Show every line where "dmax" occurs.

*-*-*

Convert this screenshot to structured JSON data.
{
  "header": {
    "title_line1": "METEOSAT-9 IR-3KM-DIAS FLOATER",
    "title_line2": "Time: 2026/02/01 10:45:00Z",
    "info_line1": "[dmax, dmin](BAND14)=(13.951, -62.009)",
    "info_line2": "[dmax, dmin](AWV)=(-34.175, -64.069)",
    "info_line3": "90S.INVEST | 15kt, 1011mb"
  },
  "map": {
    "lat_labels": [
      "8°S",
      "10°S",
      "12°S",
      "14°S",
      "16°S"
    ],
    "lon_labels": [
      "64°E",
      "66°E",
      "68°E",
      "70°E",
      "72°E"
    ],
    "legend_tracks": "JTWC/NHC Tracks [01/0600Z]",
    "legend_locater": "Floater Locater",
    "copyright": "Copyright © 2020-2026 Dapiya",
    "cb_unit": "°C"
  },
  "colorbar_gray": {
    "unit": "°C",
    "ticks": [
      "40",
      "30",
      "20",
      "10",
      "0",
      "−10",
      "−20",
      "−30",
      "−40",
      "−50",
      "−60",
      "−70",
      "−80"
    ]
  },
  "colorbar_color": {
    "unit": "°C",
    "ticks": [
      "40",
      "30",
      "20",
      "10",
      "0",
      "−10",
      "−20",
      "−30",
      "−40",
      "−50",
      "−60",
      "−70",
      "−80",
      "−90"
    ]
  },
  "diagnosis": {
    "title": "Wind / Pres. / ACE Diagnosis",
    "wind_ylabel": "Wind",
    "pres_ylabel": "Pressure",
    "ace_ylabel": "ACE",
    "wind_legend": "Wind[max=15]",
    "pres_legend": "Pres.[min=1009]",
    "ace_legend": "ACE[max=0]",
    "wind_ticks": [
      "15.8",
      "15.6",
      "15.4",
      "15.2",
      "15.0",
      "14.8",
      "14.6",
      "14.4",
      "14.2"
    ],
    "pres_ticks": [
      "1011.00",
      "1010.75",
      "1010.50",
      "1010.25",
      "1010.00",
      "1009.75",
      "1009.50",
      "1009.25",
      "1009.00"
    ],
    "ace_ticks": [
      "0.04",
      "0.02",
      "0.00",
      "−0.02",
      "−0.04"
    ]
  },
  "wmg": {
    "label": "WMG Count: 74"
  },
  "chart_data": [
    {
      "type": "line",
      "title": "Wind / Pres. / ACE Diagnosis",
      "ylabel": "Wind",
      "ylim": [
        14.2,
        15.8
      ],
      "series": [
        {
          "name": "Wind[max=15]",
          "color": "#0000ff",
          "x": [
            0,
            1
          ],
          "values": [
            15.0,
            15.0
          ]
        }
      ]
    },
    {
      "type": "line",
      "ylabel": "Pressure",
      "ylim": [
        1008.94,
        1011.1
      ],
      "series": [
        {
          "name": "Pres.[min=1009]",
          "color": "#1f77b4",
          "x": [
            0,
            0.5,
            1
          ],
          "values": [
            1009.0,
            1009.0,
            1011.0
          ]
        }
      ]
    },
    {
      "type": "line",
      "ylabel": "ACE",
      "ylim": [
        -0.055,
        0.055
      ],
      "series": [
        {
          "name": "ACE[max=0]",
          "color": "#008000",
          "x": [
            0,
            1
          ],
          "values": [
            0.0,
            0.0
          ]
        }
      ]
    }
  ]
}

*-*-*

- _COMPLETED TASK_:
    "info_line1": "[dmax, dmin](BAND14)=(13.951, -62.009)",
    "info_line2": "[dmax, dmin](AWV)=(-34.175, -64.069)",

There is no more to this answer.